**Goal**.
Collect all lines from the listing that include the string "noise".

+ + + + +

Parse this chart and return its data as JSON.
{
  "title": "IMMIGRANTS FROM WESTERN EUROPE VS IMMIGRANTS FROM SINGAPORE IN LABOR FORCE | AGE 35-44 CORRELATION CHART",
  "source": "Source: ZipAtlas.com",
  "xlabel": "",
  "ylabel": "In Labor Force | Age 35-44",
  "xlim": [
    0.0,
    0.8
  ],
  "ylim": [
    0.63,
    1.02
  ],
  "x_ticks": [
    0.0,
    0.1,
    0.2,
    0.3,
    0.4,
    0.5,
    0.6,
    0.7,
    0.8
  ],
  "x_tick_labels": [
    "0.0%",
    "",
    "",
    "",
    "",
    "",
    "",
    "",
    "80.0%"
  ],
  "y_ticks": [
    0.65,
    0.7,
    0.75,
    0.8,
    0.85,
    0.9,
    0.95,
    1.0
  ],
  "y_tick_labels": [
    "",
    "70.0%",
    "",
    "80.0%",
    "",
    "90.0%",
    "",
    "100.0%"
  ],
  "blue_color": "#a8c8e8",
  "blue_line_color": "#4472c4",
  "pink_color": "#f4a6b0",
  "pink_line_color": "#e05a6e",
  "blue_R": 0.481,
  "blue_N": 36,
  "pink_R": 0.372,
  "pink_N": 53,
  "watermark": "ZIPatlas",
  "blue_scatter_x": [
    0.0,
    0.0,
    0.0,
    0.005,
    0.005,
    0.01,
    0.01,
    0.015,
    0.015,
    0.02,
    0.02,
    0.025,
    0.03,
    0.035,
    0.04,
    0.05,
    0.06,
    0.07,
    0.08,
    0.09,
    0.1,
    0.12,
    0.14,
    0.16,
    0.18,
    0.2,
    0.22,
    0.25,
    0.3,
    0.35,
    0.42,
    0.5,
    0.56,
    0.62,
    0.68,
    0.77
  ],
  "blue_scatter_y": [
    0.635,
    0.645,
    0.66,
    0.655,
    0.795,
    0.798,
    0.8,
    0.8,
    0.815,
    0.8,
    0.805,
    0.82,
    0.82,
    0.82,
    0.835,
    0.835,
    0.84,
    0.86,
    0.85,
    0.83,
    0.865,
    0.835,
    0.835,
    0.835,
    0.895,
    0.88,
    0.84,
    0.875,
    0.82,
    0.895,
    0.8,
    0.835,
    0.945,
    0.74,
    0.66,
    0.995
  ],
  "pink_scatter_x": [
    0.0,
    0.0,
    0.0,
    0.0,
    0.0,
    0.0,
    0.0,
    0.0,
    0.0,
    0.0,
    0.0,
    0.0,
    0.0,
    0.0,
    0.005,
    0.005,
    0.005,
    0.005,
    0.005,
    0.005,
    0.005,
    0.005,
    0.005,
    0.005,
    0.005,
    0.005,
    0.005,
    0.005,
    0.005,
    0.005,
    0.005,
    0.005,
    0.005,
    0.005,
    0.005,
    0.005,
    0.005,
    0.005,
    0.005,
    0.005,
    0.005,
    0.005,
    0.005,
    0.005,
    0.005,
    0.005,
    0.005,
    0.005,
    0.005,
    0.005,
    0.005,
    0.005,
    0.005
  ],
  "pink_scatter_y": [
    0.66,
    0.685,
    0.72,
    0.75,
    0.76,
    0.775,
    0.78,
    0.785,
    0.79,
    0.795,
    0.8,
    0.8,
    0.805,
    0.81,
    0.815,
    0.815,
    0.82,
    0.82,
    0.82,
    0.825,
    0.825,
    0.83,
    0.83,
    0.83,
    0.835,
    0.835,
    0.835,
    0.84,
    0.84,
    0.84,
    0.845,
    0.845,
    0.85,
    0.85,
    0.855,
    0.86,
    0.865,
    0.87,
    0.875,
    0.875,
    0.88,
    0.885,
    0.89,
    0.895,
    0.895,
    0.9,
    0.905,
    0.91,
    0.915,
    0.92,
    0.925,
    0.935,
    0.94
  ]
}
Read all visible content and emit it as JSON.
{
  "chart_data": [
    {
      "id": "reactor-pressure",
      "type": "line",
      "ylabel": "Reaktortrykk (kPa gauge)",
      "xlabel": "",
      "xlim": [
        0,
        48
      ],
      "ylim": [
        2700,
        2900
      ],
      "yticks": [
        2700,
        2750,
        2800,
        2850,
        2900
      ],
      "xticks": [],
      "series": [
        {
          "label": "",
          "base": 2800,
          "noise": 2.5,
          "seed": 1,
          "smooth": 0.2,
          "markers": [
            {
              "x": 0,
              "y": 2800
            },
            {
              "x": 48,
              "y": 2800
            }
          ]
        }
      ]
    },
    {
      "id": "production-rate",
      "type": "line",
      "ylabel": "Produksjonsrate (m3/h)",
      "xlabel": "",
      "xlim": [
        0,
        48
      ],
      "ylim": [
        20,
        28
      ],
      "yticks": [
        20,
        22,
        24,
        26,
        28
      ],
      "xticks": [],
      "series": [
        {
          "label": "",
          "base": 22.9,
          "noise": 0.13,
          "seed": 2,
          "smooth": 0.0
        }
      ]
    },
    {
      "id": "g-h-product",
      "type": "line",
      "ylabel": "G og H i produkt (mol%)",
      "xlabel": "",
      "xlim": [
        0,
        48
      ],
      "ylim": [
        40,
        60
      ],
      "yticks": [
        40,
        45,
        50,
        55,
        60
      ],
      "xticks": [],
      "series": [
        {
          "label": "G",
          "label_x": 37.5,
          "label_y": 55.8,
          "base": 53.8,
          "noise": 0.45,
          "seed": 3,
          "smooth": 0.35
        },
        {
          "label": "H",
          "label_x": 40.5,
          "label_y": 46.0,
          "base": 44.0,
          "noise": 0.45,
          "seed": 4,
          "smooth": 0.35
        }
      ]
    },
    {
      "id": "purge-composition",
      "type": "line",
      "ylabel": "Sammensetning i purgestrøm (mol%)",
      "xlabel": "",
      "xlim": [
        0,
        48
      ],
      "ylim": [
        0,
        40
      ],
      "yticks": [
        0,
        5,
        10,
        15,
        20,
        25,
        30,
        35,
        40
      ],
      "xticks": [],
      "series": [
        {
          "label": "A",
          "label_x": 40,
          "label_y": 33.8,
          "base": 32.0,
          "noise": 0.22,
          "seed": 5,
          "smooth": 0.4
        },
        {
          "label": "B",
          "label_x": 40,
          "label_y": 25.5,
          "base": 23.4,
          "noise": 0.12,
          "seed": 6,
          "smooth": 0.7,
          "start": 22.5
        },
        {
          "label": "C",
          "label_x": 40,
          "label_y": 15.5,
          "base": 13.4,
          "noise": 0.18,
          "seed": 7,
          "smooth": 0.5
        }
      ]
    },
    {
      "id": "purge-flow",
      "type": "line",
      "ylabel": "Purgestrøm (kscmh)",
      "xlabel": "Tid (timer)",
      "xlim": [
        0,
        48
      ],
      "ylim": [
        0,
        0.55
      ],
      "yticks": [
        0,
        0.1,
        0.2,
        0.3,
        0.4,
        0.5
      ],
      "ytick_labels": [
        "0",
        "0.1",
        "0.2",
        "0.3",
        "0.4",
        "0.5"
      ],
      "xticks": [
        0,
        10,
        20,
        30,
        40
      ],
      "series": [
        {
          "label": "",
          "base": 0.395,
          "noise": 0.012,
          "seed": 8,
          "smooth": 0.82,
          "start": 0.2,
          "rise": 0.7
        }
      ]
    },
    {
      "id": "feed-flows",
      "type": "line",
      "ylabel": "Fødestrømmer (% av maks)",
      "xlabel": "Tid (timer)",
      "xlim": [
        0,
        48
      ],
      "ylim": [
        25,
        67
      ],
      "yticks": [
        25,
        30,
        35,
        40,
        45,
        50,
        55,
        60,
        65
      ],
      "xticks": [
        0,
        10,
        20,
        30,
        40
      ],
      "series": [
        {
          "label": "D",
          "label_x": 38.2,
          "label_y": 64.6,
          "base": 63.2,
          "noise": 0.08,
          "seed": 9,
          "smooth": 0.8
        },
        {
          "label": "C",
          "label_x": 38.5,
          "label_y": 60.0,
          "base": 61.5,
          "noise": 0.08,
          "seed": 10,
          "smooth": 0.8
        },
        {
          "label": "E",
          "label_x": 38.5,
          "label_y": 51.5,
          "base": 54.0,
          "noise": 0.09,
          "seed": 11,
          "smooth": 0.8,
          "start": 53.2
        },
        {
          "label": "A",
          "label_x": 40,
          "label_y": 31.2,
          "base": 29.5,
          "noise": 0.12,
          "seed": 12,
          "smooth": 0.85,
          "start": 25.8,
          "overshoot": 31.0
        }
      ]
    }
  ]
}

+ + + + +

**Reply**.
          "noise": 2.5,
          "noise": 0.13,
          "noise": 0.45,
          "noise": 0.45,
          "noise": 0.22,
          "noise": 0.12,
          "noise": 0.18,
          "noise": 0.012,
          "noise": 0.08,
          "noise": 0.08,
          "noise": 0.09,
          "noise": 0.12,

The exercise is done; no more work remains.